▶ [Short problem]: Can you rewrite every line of the entries below as a Markdown table with the columns "Index" and "Line", numbering the rows and skipping blank lines? Leave the pictures out.

— START OF Extracted material —

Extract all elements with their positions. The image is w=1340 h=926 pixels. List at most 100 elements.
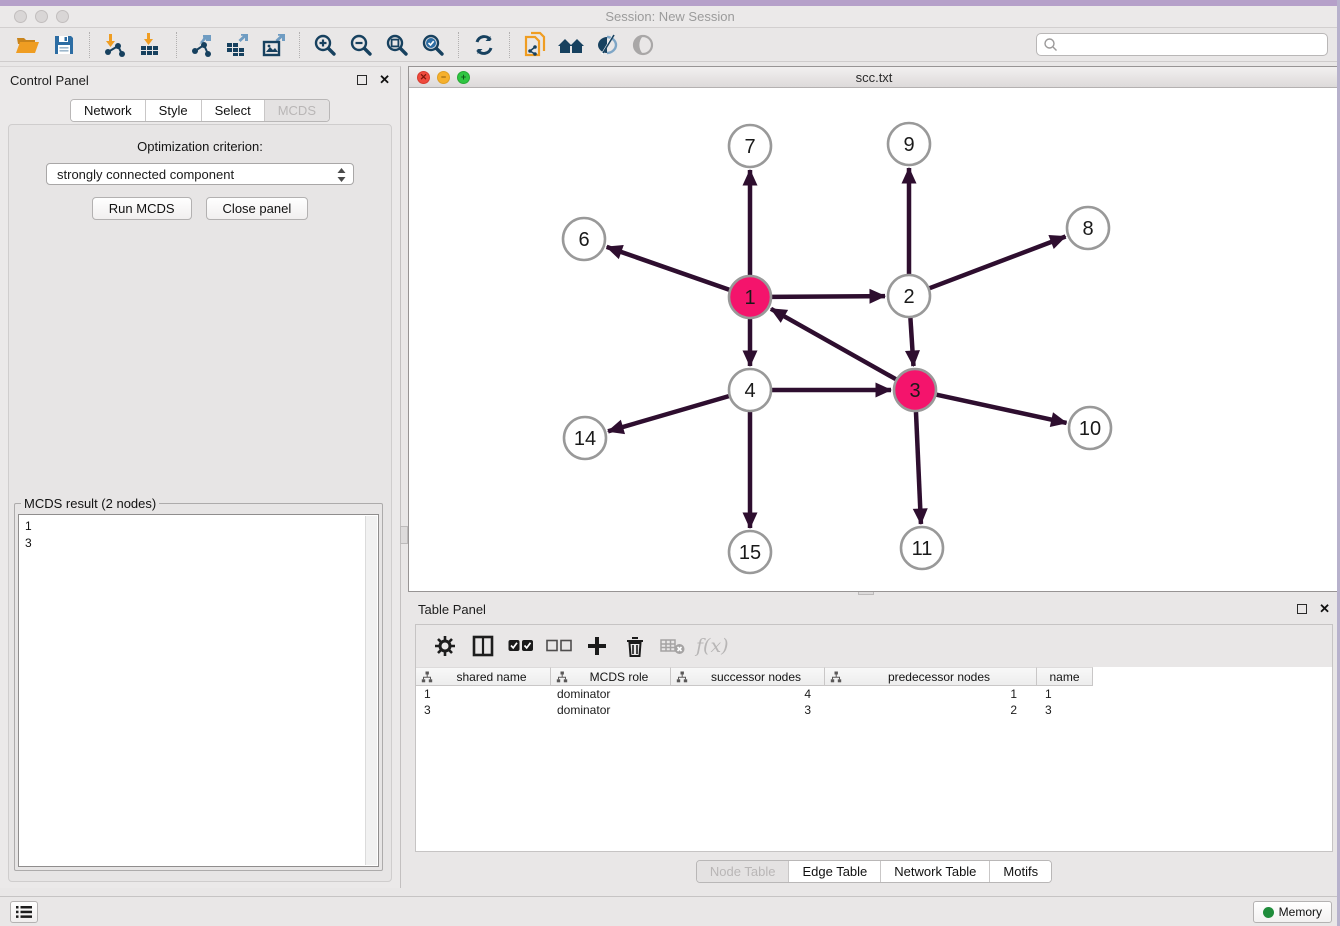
criterion-dropdown[interactable]: strongly connected component [46, 163, 354, 185]
vertical-splitter-grip[interactable] [400, 526, 408, 544]
mcds-result-area[interactable]: 13 [18, 514, 379, 867]
first-neighbors-icon [556, 33, 586, 57]
network-from-selection-button[interactable] [517, 30, 553, 60]
zoom-in-button[interactable] [307, 30, 343, 60]
edge-3-11[interactable] [916, 412, 921, 524]
tab-network-table[interactable]: Network Table [880, 861, 989, 882]
column-header-MCDS-role[interactable]: MCDS role [551, 667, 671, 686]
tab-edge-table[interactable]: Edge Table [788, 861, 880, 882]
column-header-name[interactable]: name [1037, 667, 1093, 686]
show-all-button[interactable] [625, 30, 661, 60]
tab-motifs[interactable]: Motifs [989, 861, 1051, 882]
import-table-button[interactable] [133, 30, 169, 60]
network-canvas[interactable]: 7 9 6 8 1 2 4 3 14 10 15 11 [409, 88, 1339, 591]
close-panel-icon[interactable]: ✕ [379, 75, 390, 85]
table-cell-shared-name[interactable]: 1 [416, 686, 551, 702]
column-header-label: successor nodes [688, 670, 824, 684]
table-cell-successor-nodes[interactable]: 3 [671, 702, 825, 718]
search-input[interactable] [1059, 34, 1327, 55]
graph-node-11[interactable]: 11 [901, 527, 943, 569]
edge-1-2[interactable] [772, 296, 885, 297]
memory-button[interactable]: Memory [1253, 901, 1332, 923]
table-cell-name[interactable]: 1 [1037, 686, 1093, 702]
import-table-icon [138, 32, 164, 58]
export-table-button[interactable] [220, 30, 256, 60]
column-header-predecessor-nodes[interactable]: predecessor nodes [825, 667, 1037, 686]
edge-3-1[interactable] [771, 309, 896, 379]
graph-node-9[interactable]: 9 [888, 123, 930, 165]
zoom-selected-button[interactable] [415, 30, 451, 60]
graph-node-2[interactable]: 2 [888, 275, 930, 317]
select-all-columns-button[interactable] [504, 631, 538, 661]
node-label: 3 [909, 380, 920, 402]
column-tree-icon [830, 671, 842, 683]
run-mcds-button[interactable]: Run MCDS [92, 197, 192, 220]
column-layout-button[interactable] [466, 631, 500, 661]
edge-1-6[interactable] [607, 247, 730, 290]
graph-node-10[interactable]: 10 [1069, 407, 1111, 449]
table-row[interactable]: 3dominator323 [416, 702, 1332, 718]
node-label: 9 [903, 134, 914, 156]
export-image-button[interactable] [256, 30, 292, 60]
edge-3-10[interactable] [936, 395, 1066, 423]
add-column-button[interactable] [580, 631, 614, 661]
table-cell-MCDS-role[interactable]: dominator [551, 702, 671, 718]
graph-node-15[interactable]: 15 [729, 531, 771, 573]
edge-4-14[interactable] [608, 396, 729, 431]
result-scrollbar[interactable] [365, 516, 377, 865]
first-neighbors-button[interactable] [553, 30, 589, 60]
table-cell-predecessor-nodes[interactable]: 1 [825, 686, 1037, 702]
gear-icon [433, 634, 457, 658]
table-cell-successor-nodes[interactable]: 4 [671, 686, 825, 702]
close-table-panel-icon[interactable]: ✕ [1319, 604, 1330, 614]
column-tree-icon [556, 671, 568, 683]
table-row[interactable]: 1dominator411 [416, 686, 1332, 702]
zoom-fit-button[interactable] [379, 30, 415, 60]
column-header-successor-nodes[interactable]: successor nodes [671, 667, 825, 686]
export-network-icon [189, 32, 215, 58]
tab-style[interactable]: Style [145, 100, 201, 121]
table-settings-button[interactable] [428, 631, 462, 661]
deselect-all-columns-button[interactable] [542, 631, 576, 661]
zoom-fit-icon [384, 32, 410, 58]
graph-node-8[interactable]: 8 [1067, 207, 1109, 249]
save-session-button[interactable] [46, 30, 82, 60]
graph-node-7[interactable]: 7 [729, 125, 771, 167]
toolbar-separator [89, 32, 90, 58]
float-table-panel-icon[interactable] [1297, 604, 1307, 614]
float-panel-icon[interactable] [357, 75, 367, 85]
delete-column-button[interactable] [618, 631, 652, 661]
tab-select[interactable]: Select [201, 100, 264, 121]
table-cell-predecessor-nodes[interactable]: 2 [825, 702, 1037, 718]
tab-node-table[interactable]: Node Table [697, 861, 789, 882]
save-icon [52, 33, 76, 57]
tab-network[interactable]: Network [71, 100, 145, 121]
table-cell-name[interactable]: 3 [1037, 702, 1093, 718]
hide-selected-button[interactable] [589, 30, 625, 60]
close-panel-button[interactable]: Close panel [206, 197, 309, 220]
graph-node-14[interactable]: 14 [564, 417, 606, 459]
table-cell-shared-name[interactable]: 3 [416, 702, 551, 718]
function-builder-button[interactable]: f(x) [694, 635, 729, 657]
edge-2-8[interactable] [930, 237, 1066, 289]
delete-table-button[interactable] [656, 631, 690, 661]
column-header-label: predecessor nodes [842, 670, 1036, 684]
zoom-out-button[interactable] [343, 30, 379, 60]
graph-node-4[interactable]: 4 [729, 369, 771, 411]
task-history-button[interactable] [10, 901, 38, 923]
tab-mcds[interactable]: MCDS [264, 100, 329, 121]
open-session-button[interactable] [10, 30, 46, 60]
graph-node-1-selected[interactable]: 1 [729, 276, 771, 318]
graph-node-3-selected[interactable]: 3 [894, 369, 936, 411]
refresh-button[interactable] [466, 30, 502, 60]
app-titlebar: Session: New Session [0, 6, 1340, 28]
search-field[interactable] [1036, 33, 1328, 56]
network-window: ✕ − + scc.txt 7968124314101511 [408, 66, 1340, 592]
export-network-button[interactable] [184, 30, 220, 60]
graph-node-6[interactable]: 6 [563, 218, 605, 260]
table-cell-MCDS-role[interactable]: dominator [551, 686, 671, 702]
edge-2-3[interactable] [910, 318, 913, 366]
mcds-result-line: 3 [25, 535, 372, 552]
import-network-button[interactable] [97, 30, 133, 60]
column-header-shared-name[interactable]: shared name [416, 667, 551, 686]
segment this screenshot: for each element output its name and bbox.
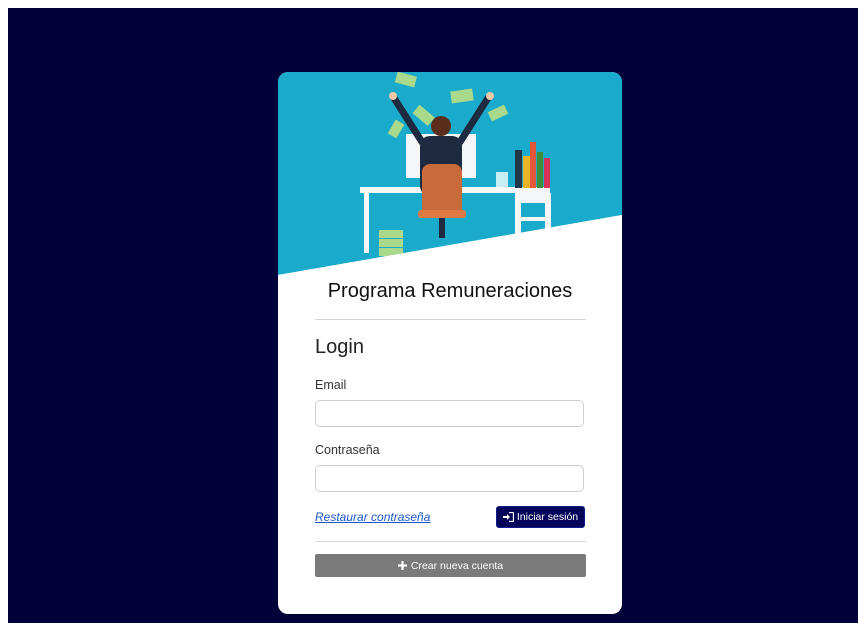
email-label: Email — [315, 378, 347, 392]
login-heading: Login — [315, 336, 364, 358]
sign-in-icon — [502, 512, 514, 522]
create-account-label: Crear nueva cuenta — [410, 559, 504, 572]
password-field[interactable] — [315, 465, 584, 492]
login-button[interactable]: Iniciar sesión — [496, 506, 585, 528]
app-title: Programa Remuneraciones — [327, 280, 573, 302]
restore-password-link[interactable]: Restaurar contraseña — [315, 510, 430, 524]
login-card: Programa Remuneraciones Login Email Cont… — [278, 72, 622, 614]
divider — [315, 541, 586, 542]
plus-icon — [397, 561, 407, 570]
hero-illustration — [278, 72, 622, 282]
login-button-label: Iniciar sesión — [516, 511, 579, 523]
page-background: Programa Remuneraciones Login Email Cont… — [8, 8, 858, 623]
create-account-button[interactable]: Crear nueva cuenta — [315, 554, 586, 577]
divider — [315, 319, 586, 320]
password-label: Contraseña — [315, 443, 380, 457]
email-field[interactable] — [315, 400, 584, 427]
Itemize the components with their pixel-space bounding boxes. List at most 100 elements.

— END OF Extracted material —

▶ [Written solution]:
| Index | Line |
|---|---|
| 1 | Extract all elements with their positions. The image is w=1340 h=926 pixels. List at most 100 elements. |
| 2 | criterion-dropdown[interactable]: strongly connected component [46, 163, 354, 185] |
| 3 | vertical-splitter-grip[interactable] [400, 526, 408, 544] |
| 4 | mcds-result-area[interactable]: 13 [18, 514, 379, 867] |
| 5 | first-neighbors-icon [556, 33, 586, 57] |
| 6 | network-from-selection-button[interactable] [517, 30, 553, 60] |
| 7 | zoom-in-button[interactable] [307, 30, 343, 60] |
| 8 | edge-3-11[interactable] [916, 412, 921, 524] |
| 9 | tab-network-table[interactable]: Network Table [880, 861, 989, 882] |
| 10 | column-header-MCDS-role[interactable]: MCDS role [551, 667, 671, 686] |
| 11 | tab-edge-table[interactable]: Edge Table [788, 861, 880, 882] |
| 12 | column-header-name[interactable]: name [1037, 667, 1093, 686] |
| 13 | show-all-button[interactable] [625, 30, 661, 60] |
| 14 | tab-motifs[interactable]: Motifs [989, 861, 1051, 882] |
| 15 | import-table-button[interactable] [133, 30, 169, 60] |
| 16 | network-canvas[interactable]: 7 9 6 8 1 2 4 3 14 10 15 11 [409, 88, 1339, 591] |
| 17 | close-panel-icon[interactable]: ✕ [379, 75, 390, 85] |
| 18 | table-cell-shared-name[interactable]: 1 [416, 686, 551, 702] |
| 19 | column-header-label: successor nodes [688, 670, 824, 684] |
| 20 | table-cell-successor-nodes[interactable]: 3 [671, 702, 825, 718] |
| 21 | search-input[interactable] [1059, 34, 1327, 55] |
| 22 | graph-node-11[interactable]: 11 [901, 527, 943, 569] |
| 23 | edge-1-2[interactable] [772, 296, 885, 297] |
| 24 | memory-button[interactable]: Memory [1253, 901, 1332, 923] |
| 25 | table-cell-name[interactable]: 1 [1037, 686, 1093, 702] |
| 26 | import-table-icon [138, 32, 164, 58] |
| 27 | export-table-button[interactable] [220, 30, 256, 60] |
| 28 | column-header-predecessor-nodes[interactable]: predecessor nodes [825, 667, 1037, 686] |
| 29 | edge-3-1[interactable] [771, 309, 896, 379] |
| 30 | graph-node-9[interactable]: 9 [888, 123, 930, 165] |
| 31 | zoom-selected-button[interactable] [415, 30, 451, 60] |
| 32 | graph-node-2[interactable]: 2 [888, 275, 930, 317] |
| 33 | select-all-columns-button[interactable] [504, 631, 538, 661] |
| 34 | node-label: 3 [909, 380, 920, 402] |
| 35 | column-tree-icon [830, 671, 842, 683] |
| 36 | run-mcds-button[interactable]: Run MCDS [92, 197, 192, 220] |
| 37 | column-layout-button[interactable] [466, 631, 500, 661] |
| 38 | edge-1-6[interactable] [607, 247, 730, 290] |
| 39 | graph-node-10[interactable]: 10 [1069, 407, 1111, 449] |
| 40 | table-row[interactable]: 3dominator323 [416, 702, 1332, 718] |
| 41 | node-label: 9 [903, 134, 914, 156] |
| 42 | export-image-button[interactable] [256, 30, 292, 60] |
| 43 | edge-3-10[interactable] [936, 395, 1066, 423] |
| 44 | add-column-button[interactable] [580, 631, 614, 661] |
| 45 | table-cell-MCDS-role[interactable]: dominator [551, 702, 671, 718] |
| 46 | graph-node-15[interactable]: 15 [729, 531, 771, 573] |
| 47 | edge-4-14[interactable] [608, 396, 729, 431] |
| 48 | result-scrollbar[interactable] [365, 516, 377, 865] |
| 49 | first-neighbors-button[interactable] [553, 30, 589, 60] |
| 50 | table-cell-predecessor-nodes[interactable]: 1 [825, 686, 1037, 702] |
| 51 | gear-icon [433, 634, 457, 658] |
| 52 | table-cell-successor-nodes[interactable]: 4 [671, 686, 825, 702] |
| 53 | close-table-panel-icon[interactable]: ✕ [1319, 604, 1330, 614] |
| 54 | column-tree-icon [556, 671, 568, 683] |
| 55 | table-row[interactable]: 1dominator411 [416, 686, 1332, 702] |
| 56 | zoom-fit-button[interactable] [379, 30, 415, 60] |
| 57 | column-header-successor-nodes[interactable]: successor nodes [671, 667, 825, 686] |
| 58 | export-network-icon [189, 32, 215, 58] |
| 59 | tab-style[interactable]: Style [145, 100, 201, 121] |
| 60 | table-settings-button[interactable] [428, 631, 462, 661] |
| 61 | deselect-all-columns-button[interactable] [542, 631, 576, 661] |
| 62 | zoom-fit-icon [384, 32, 410, 58] |
| 63 | graph-node-8[interactable]: 8 [1067, 207, 1109, 249] |
| 64 | save-session-button[interactable] [46, 30, 82, 60] |
| 65 | graph-node-7[interactable]: 7 [729, 125, 771, 167] |
| 66 | toolbar-separator [89, 32, 90, 58] |
| 67 | float-table-panel-icon[interactable] [1297, 604, 1307, 614] |
| 68 | float-panel-icon[interactable] [357, 75, 367, 85] |
| 69 | delete-column-button[interactable] [618, 631, 652, 661] |
| 70 | tab-select[interactable]: Select [201, 100, 264, 121] |
| 71 | table-cell-predecessor-nodes[interactable]: 2 [825, 702, 1037, 718] |
| 72 | tab-node-table[interactable]: Node Table [697, 861, 789, 882] |
| 73 | save-icon [52, 33, 76, 57] |
| 74 | tab-network[interactable]: Network [71, 100, 145, 121] |
| 75 | table-cell-name[interactable]: 3 [1037, 702, 1093, 718] |
| 76 | hide-selected-button[interactable] [589, 30, 625, 60] |
| 77 | close-panel-button[interactable]: Close panel [206, 197, 309, 220] |
| 78 | graph-node-14[interactable]: 14 [564, 417, 606, 459] |
| 79 | table-cell-shared-name[interactable]: 3 [416, 702, 551, 718] |
| 80 | function-builder-button[interactable]: f(x) [694, 635, 729, 657] |
| 81 | edge-2-8[interactable] [930, 237, 1066, 289] |
| 82 | delete-table-button[interactable] [656, 631, 690, 661] |
| 83 | column-header-label: predecessor nodes [842, 670, 1036, 684] |
| 84 | zoom-out-button[interactable] [343, 30, 379, 60] |
| 85 | graph-node-4[interactable]: 4 [729, 369, 771, 411] |
| 86 | task-history-button[interactable] [10, 901, 38, 923] |
| 87 | tab-mcds[interactable]: MCDS [264, 100, 329, 121] |
| 88 | open-session-button[interactable] [10, 30, 46, 60] |
| 89 | graph-node-1-selected[interactable]: 1 [729, 276, 771, 318] |
| 90 | graph-node-3-selected[interactable]: 3 [894, 369, 936, 411] |
| 91 | refresh-button[interactable] [466, 30, 502, 60] |
| 92 | app-titlebar: Session: New Session [0, 6, 1340, 28] |
| 93 | search-field[interactable] [1036, 33, 1328, 56] |
| 94 | network-window: ✕ − + scc.txt 7968124314101511 [408, 66, 1340, 592] |
| 95 | export-network-button[interactable] [184, 30, 220, 60] |
| 96 | graph-node-6[interactable]: 6 [563, 218, 605, 260] |
| 97 | table-cell-MCDS-role[interactable]: dominator [551, 686, 671, 702] |
| 98 | edge-2-3[interactable] [910, 318, 913, 366] |
| 99 | mcds-result-line: 3 [25, 535, 372, 552] |
| 100 | import-network-button[interactable] [97, 30, 133, 60] |
| 101 | column-header-shared-name[interactable]: shared name [416, 667, 551, 686] |
| 102 | segment this screenshot: for each element output its name and bbox. |
| 103 | email-label: Email — [315, 378, 347, 392] |
| 104 | login-heading: Login — [315, 336, 364, 358] |
| 105 | sign-in-icon — [502, 512, 514, 522] |
| 106 | create-account-label: Crear nueva cuenta — [410, 559, 504, 572] |
| 107 | password-field[interactable] — [315, 465, 584, 492] |
| 108 | login-button[interactable]: Iniciar sesión — [496, 506, 585, 528] |
| 109 | app-title: Programa Remuneraciones — [327, 280, 573, 302] |
| 110 | restore-password-link[interactable]: Restaurar contraseña — [315, 510, 430, 524] |
| 111 | login-card: Programa Remuneraciones Login Email Cont… — [278, 72, 622, 614] |
| 112 | divider — [315, 541, 586, 542] |
| 113 | plus-icon — [397, 561, 407, 570] |
| 114 | hero-illustration — [278, 72, 622, 282] |
| 115 | login-button-label: Iniciar sesión — [516, 511, 579, 523] |
| 116 | page-background: Programa Remuneraciones Login Email Cont… — [8, 8, 858, 623] |
| 117 | create-account-button[interactable]: Crear nueva cuenta — [315, 554, 586, 577] |
| 118 | divider — [315, 319, 586, 320] |
| 119 | password-label: Contraseña — [315, 443, 380, 457] |
| 120 | email-field[interactable] — [315, 400, 584, 427] |
| 121 | Itemize the components with their pixel-space bounding boxes. List at most 100 elements. |